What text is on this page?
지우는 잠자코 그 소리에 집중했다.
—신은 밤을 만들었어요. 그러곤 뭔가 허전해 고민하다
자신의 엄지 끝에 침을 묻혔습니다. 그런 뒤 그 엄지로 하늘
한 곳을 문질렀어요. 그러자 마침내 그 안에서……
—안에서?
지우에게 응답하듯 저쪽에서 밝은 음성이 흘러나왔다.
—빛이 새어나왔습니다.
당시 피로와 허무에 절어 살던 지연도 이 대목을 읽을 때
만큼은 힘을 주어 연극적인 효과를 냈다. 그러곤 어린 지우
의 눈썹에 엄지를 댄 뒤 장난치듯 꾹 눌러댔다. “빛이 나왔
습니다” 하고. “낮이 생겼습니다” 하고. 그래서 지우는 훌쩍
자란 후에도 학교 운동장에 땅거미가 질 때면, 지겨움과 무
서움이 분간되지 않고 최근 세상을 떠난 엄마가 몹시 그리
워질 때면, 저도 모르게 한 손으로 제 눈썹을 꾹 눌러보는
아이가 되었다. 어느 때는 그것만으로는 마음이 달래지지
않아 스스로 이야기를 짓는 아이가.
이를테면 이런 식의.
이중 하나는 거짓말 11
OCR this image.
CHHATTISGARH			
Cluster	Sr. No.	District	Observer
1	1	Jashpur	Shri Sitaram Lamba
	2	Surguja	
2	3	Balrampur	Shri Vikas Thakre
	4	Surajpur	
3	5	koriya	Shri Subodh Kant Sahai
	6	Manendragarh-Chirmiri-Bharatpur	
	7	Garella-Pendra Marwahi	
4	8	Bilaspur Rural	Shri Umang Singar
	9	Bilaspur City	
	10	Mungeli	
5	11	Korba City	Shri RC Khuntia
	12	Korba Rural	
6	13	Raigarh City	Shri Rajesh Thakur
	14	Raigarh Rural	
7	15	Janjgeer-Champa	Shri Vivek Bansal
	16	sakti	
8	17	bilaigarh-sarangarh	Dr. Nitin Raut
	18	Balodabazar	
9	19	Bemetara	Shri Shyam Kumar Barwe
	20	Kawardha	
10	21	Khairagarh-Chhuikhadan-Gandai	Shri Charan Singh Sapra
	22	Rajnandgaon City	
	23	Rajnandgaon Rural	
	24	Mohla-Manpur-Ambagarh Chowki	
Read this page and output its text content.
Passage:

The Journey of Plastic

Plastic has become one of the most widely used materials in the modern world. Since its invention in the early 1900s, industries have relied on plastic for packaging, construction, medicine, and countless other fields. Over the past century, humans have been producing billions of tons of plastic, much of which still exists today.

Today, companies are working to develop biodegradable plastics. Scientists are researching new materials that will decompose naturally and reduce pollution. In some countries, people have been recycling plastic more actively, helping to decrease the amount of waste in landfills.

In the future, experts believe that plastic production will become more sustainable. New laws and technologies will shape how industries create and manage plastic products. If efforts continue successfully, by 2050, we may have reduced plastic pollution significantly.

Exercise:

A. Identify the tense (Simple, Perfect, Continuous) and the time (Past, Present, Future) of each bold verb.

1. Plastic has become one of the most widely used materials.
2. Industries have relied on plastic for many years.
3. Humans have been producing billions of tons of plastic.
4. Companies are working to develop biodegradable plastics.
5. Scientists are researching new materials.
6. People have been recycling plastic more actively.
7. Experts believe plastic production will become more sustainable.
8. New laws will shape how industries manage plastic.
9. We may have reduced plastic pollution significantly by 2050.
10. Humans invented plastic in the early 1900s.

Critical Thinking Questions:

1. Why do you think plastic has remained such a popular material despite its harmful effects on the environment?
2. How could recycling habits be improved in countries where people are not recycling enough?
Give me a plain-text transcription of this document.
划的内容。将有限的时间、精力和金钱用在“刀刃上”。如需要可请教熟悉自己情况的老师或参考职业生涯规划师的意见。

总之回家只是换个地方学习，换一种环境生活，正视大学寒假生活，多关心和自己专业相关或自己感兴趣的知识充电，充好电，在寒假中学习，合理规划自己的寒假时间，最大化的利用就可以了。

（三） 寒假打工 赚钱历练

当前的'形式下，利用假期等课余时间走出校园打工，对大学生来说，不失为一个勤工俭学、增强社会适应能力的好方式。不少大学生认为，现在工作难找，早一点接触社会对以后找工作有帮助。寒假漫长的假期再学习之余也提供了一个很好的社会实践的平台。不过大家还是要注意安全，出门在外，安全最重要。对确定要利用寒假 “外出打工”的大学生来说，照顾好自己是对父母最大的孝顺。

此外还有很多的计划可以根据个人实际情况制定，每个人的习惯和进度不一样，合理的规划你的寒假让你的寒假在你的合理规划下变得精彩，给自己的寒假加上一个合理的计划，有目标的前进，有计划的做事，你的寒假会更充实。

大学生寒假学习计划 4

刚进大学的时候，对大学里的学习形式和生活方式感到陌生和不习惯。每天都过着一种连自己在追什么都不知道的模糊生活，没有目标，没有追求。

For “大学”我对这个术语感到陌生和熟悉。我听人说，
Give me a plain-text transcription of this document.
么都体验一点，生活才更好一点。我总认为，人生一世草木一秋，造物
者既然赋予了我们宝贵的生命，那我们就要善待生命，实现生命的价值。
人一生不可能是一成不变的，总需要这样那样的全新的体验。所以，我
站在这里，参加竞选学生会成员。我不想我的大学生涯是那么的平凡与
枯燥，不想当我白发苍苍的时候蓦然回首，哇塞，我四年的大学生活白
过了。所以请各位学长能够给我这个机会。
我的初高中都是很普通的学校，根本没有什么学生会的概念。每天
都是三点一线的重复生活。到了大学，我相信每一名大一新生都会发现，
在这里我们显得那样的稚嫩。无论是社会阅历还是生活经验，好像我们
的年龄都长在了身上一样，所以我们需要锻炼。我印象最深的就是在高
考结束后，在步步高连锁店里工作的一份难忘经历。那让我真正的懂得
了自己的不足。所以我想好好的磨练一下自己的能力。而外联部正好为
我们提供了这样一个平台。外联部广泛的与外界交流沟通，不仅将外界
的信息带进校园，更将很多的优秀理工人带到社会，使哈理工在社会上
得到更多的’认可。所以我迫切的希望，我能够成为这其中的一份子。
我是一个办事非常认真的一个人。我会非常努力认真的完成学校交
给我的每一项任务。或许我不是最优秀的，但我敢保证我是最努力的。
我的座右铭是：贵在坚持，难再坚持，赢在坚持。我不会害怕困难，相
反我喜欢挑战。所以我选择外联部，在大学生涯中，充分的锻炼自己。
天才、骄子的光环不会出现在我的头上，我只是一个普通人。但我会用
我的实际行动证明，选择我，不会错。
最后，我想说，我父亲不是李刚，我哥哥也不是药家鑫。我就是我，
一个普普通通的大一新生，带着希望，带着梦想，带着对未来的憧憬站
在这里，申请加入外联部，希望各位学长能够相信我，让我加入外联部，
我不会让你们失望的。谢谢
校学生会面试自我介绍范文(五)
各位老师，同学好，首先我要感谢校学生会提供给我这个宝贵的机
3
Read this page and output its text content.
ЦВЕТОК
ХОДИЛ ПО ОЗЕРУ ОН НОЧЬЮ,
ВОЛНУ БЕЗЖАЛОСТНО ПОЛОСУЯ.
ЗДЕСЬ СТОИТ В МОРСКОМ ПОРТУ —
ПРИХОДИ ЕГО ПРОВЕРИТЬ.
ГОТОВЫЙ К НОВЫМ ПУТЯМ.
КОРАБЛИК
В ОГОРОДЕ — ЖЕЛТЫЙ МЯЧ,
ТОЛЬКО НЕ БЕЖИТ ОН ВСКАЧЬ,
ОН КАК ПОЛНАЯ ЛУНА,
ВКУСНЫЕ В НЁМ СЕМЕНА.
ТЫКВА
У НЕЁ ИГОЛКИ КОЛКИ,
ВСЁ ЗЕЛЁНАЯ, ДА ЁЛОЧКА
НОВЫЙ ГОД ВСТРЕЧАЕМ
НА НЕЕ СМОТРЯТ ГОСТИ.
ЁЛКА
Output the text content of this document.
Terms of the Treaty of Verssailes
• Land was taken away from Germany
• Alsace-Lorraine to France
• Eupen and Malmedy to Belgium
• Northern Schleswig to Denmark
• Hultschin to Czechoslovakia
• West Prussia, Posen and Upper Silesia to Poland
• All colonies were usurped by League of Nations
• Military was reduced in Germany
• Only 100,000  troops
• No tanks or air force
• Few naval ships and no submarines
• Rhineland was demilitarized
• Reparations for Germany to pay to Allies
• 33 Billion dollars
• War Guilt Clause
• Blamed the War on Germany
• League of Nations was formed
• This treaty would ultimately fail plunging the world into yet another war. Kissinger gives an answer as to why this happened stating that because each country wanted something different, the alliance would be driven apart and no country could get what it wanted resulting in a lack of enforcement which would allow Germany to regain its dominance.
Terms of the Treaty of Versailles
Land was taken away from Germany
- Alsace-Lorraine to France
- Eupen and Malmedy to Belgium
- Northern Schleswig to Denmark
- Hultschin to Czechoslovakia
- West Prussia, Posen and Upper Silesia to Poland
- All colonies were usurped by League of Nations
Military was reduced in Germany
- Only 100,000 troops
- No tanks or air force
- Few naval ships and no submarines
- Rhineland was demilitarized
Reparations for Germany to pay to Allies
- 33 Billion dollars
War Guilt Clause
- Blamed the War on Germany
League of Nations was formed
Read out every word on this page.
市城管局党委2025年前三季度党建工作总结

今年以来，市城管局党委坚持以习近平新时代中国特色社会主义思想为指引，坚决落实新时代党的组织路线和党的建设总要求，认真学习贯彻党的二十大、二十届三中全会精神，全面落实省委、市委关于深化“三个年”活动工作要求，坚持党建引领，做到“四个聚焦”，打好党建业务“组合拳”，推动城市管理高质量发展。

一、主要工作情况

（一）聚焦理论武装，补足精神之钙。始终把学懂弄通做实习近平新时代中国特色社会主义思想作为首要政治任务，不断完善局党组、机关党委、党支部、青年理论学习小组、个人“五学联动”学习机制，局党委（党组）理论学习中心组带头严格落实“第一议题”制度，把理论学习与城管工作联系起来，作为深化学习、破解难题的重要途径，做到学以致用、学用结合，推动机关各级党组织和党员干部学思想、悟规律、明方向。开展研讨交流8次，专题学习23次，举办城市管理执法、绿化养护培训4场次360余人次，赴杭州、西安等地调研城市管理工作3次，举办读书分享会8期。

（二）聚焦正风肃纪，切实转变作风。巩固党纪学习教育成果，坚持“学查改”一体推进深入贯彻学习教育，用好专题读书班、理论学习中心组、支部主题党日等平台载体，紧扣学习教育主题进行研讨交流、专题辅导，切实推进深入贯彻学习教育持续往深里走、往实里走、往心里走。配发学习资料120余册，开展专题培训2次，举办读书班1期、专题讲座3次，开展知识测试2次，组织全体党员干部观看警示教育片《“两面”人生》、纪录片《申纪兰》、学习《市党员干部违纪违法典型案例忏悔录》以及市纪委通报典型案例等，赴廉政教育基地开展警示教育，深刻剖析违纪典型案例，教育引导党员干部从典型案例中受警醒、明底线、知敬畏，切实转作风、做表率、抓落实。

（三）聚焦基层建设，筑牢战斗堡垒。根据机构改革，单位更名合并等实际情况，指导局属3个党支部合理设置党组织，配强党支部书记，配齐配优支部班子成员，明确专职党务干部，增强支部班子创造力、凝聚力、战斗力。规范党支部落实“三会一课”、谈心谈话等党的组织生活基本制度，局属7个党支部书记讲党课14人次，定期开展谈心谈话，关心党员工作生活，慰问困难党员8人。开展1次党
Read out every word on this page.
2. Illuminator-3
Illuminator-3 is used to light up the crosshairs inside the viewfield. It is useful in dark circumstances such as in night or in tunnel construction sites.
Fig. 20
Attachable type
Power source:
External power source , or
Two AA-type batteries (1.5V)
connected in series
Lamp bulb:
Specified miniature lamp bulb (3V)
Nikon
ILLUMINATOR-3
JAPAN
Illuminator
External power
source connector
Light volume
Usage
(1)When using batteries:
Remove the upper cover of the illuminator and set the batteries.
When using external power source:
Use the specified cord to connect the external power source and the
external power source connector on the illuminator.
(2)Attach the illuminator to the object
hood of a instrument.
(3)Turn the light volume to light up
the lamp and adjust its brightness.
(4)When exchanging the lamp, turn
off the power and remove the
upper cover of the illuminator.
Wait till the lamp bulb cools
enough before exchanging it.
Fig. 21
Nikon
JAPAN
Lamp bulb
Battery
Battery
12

● Given problem: What is the number of lines that contain "Czechoslovakia"? Reply with that number alone.

● Answer to this task: 2